## What needs to be done
Below are entries to be transcribed exactly; exclude the pictures from the copy.

## Listing
>> start

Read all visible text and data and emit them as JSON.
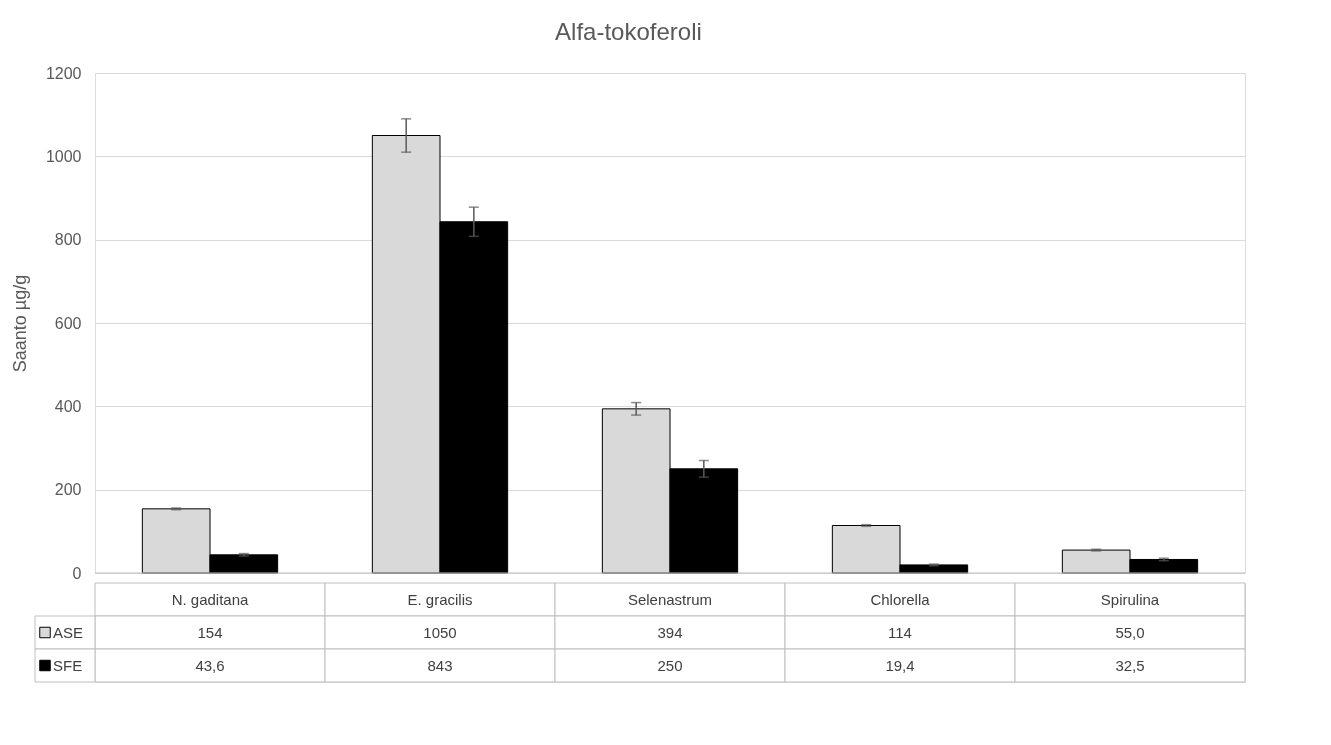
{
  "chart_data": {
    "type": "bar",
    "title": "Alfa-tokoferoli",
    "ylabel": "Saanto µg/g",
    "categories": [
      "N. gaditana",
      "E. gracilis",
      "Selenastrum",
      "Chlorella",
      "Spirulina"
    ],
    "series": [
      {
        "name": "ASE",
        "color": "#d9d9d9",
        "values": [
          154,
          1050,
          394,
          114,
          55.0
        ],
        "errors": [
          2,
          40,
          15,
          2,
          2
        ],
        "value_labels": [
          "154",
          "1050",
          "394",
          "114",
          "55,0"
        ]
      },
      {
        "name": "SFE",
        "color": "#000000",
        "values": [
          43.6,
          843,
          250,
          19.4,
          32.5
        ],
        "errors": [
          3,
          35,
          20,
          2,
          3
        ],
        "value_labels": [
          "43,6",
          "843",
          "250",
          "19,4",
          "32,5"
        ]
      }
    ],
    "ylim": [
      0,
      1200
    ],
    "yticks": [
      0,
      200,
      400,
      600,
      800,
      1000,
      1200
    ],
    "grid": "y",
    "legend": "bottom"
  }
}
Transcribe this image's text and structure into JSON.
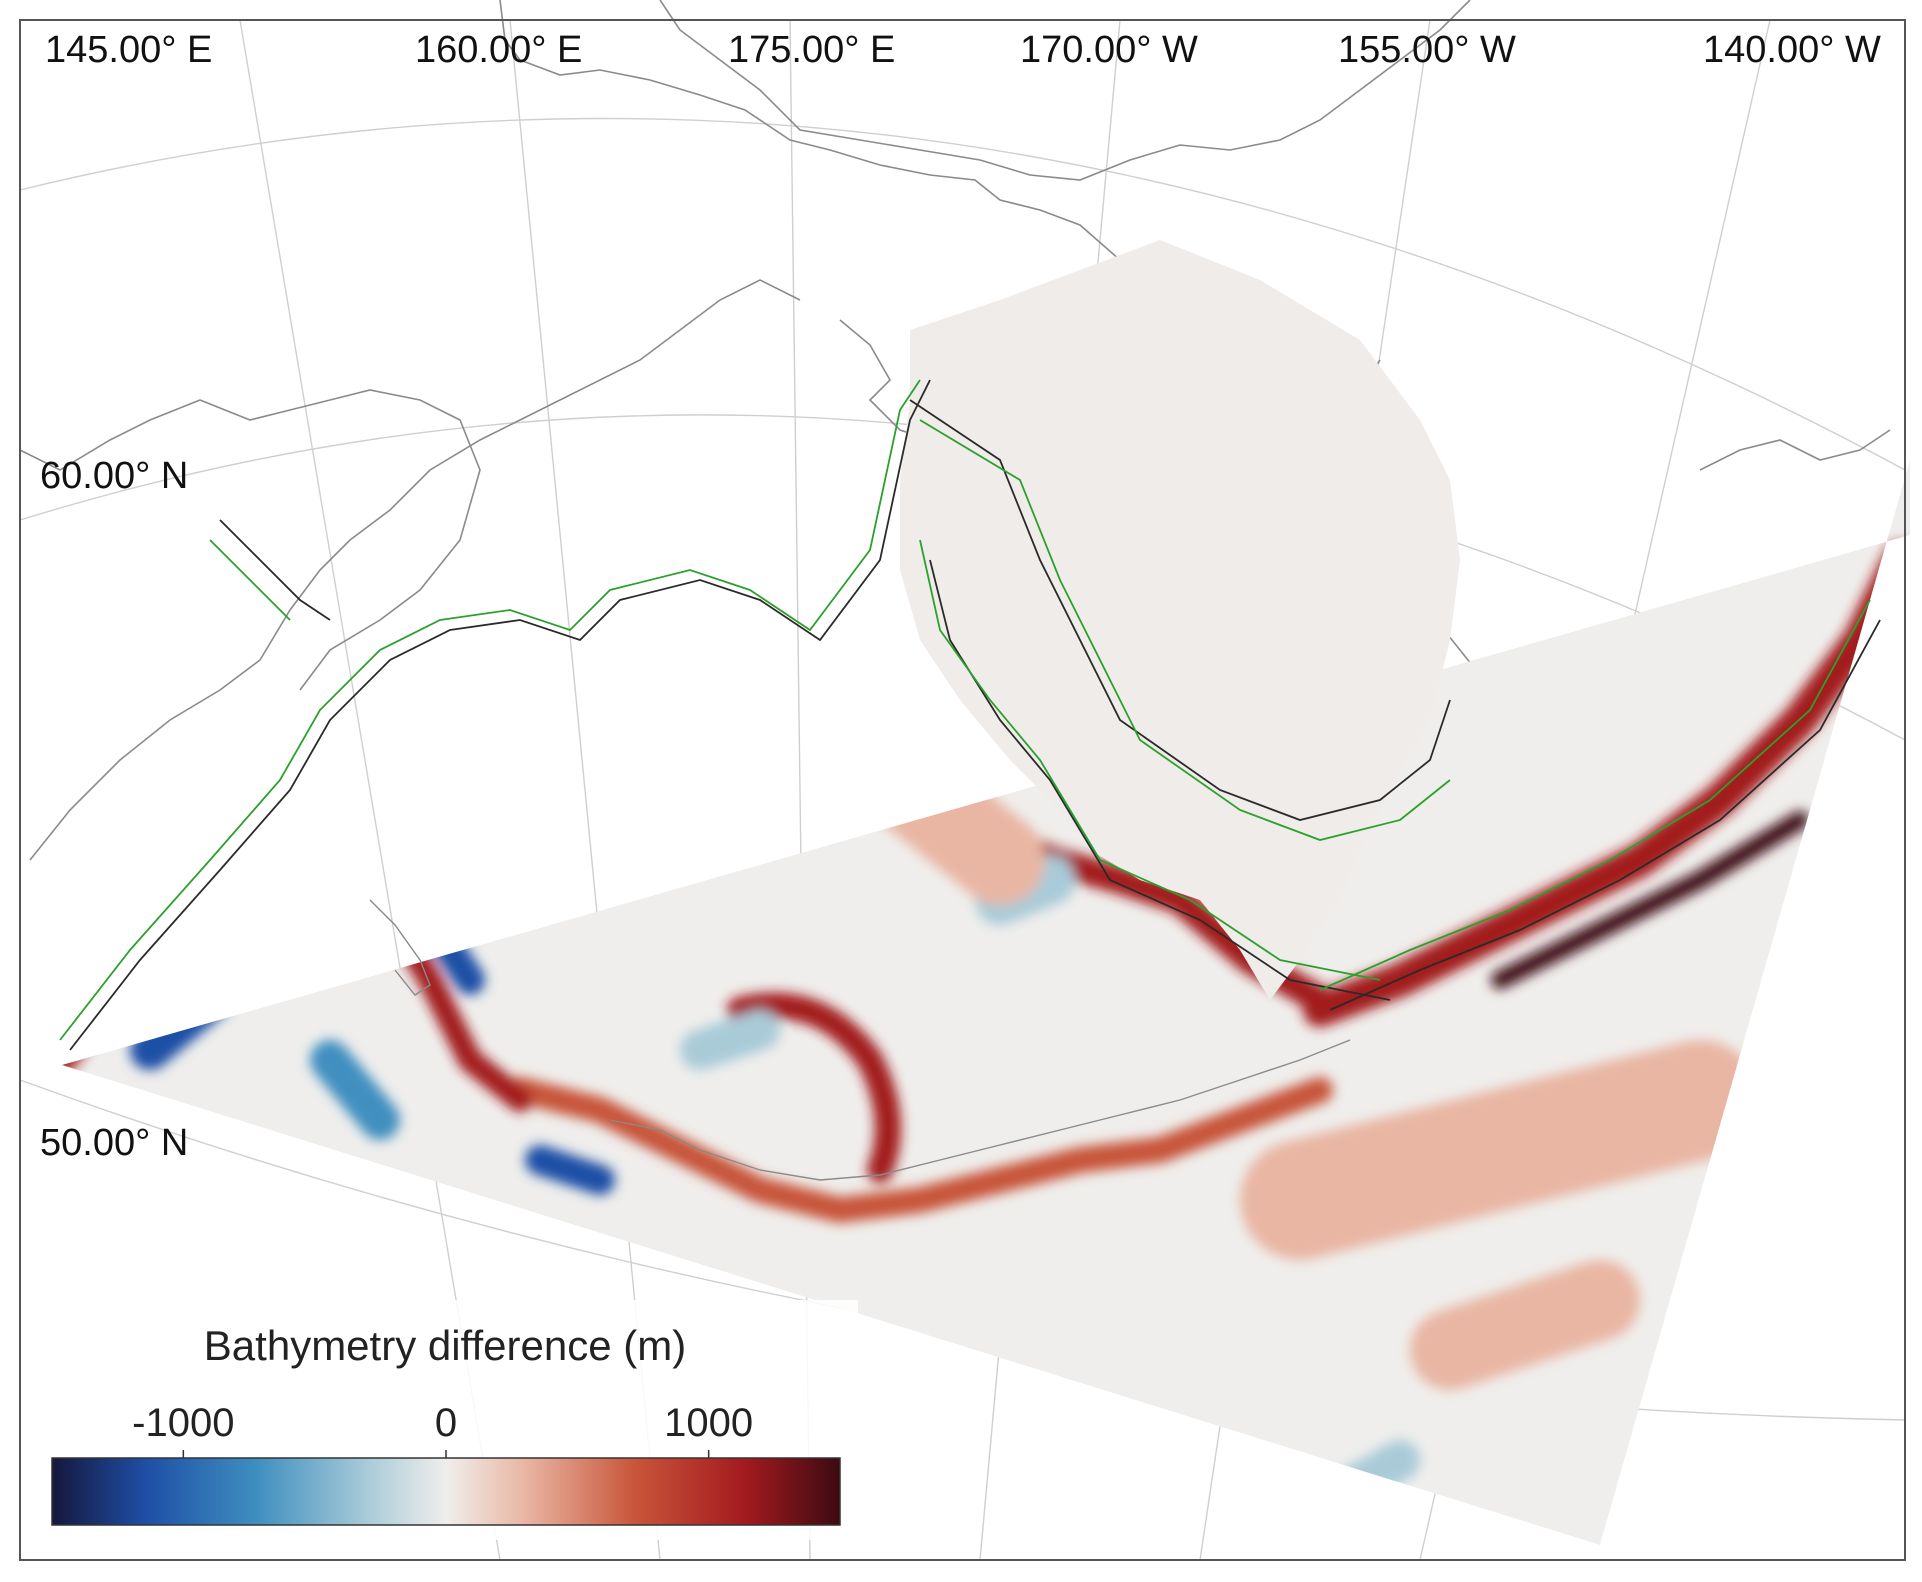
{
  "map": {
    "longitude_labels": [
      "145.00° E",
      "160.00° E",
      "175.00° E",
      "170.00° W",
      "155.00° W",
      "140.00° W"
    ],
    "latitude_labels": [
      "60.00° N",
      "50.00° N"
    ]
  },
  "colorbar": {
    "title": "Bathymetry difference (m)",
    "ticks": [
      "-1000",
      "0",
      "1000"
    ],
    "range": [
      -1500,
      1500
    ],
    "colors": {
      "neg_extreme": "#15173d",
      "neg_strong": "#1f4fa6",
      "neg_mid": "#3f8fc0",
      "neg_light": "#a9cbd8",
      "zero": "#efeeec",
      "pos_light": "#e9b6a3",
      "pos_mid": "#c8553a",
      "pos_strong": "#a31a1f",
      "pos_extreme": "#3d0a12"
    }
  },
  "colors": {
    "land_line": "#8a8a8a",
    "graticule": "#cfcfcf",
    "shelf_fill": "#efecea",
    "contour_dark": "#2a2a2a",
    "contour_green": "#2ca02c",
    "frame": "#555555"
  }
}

>> end

## Response to the task
Read all visible text and data and emit them as JSON.
{
  "chart_data": {
    "type": "bar",
    "title": "Alfa-tokoferoli",
    "ylabel": "Saanto µg/g",
    "categories": [
      "N. gaditana",
      "E. gracilis",
      "Selenastrum",
      "Chlorella",
      "Spirulina"
    ],
    "series": [
      {
        "name": "ASE",
        "color": "#d9d9d9",
        "values": [
          154,
          1050,
          394,
          114,
          55.0
        ],
        "errors": [
          2,
          40,
          15,
          2,
          2
        ],
        "value_labels": [
          "154",
          "1050",
          "394",
          "114",
          "55,0"
        ]
      },
      {
        "name": "SFE",
        "color": "#000000",
        "values": [
          43.6,
          843,
          250,
          19.4,
          32.5
        ],
        "errors": [
          3,
          35,
          20,
          2,
          3
        ],
        "value_labels": [
          "43,6",
          "843",
          "250",
          "19,4",
          "32,5"
        ]
      }
    ],
    "ylim": [
      0,
      1200
    ],
    "yticks": [
      0,
      200,
      400,
      600,
      800,
      1000,
      1200
    ],
    "grid": "y",
    "legend": "bottom"
  }
}
Transcribe this image's text and structure into JSON.
{
  "map": {
    "longitude_labels": [
      "145.00° E",
      "160.00° E",
      "175.00° E",
      "170.00° W",
      "155.00° W",
      "140.00° W"
    ],
    "latitude_labels": [
      "60.00° N",
      "50.00° N"
    ]
  },
  "colorbar": {
    "title": "Bathymetry difference (m)",
    "ticks": [
      "-1000",
      "0",
      "1000"
    ],
    "range": [
      -1500,
      1500
    ],
    "colors": {
      "neg_extreme": "#15173d",
      "neg_strong": "#1f4fa6",
      "neg_mid": "#3f8fc0",
      "neg_light": "#a9cbd8",
      "zero": "#efeeec",
      "pos_light": "#e9b6a3",
      "pos_mid": "#c8553a",
      "pos_strong": "#a31a1f",
      "pos_extreme": "#3d0a12"
    }
  },
  "colors": {
    "land_line": "#8a8a8a",
    "graticule": "#cfcfcf",
    "shelf_fill": "#efecea",
    "contour_dark": "#2a2a2a",
    "contour_green": "#2ca02c",
    "frame": "#555555"
  }
}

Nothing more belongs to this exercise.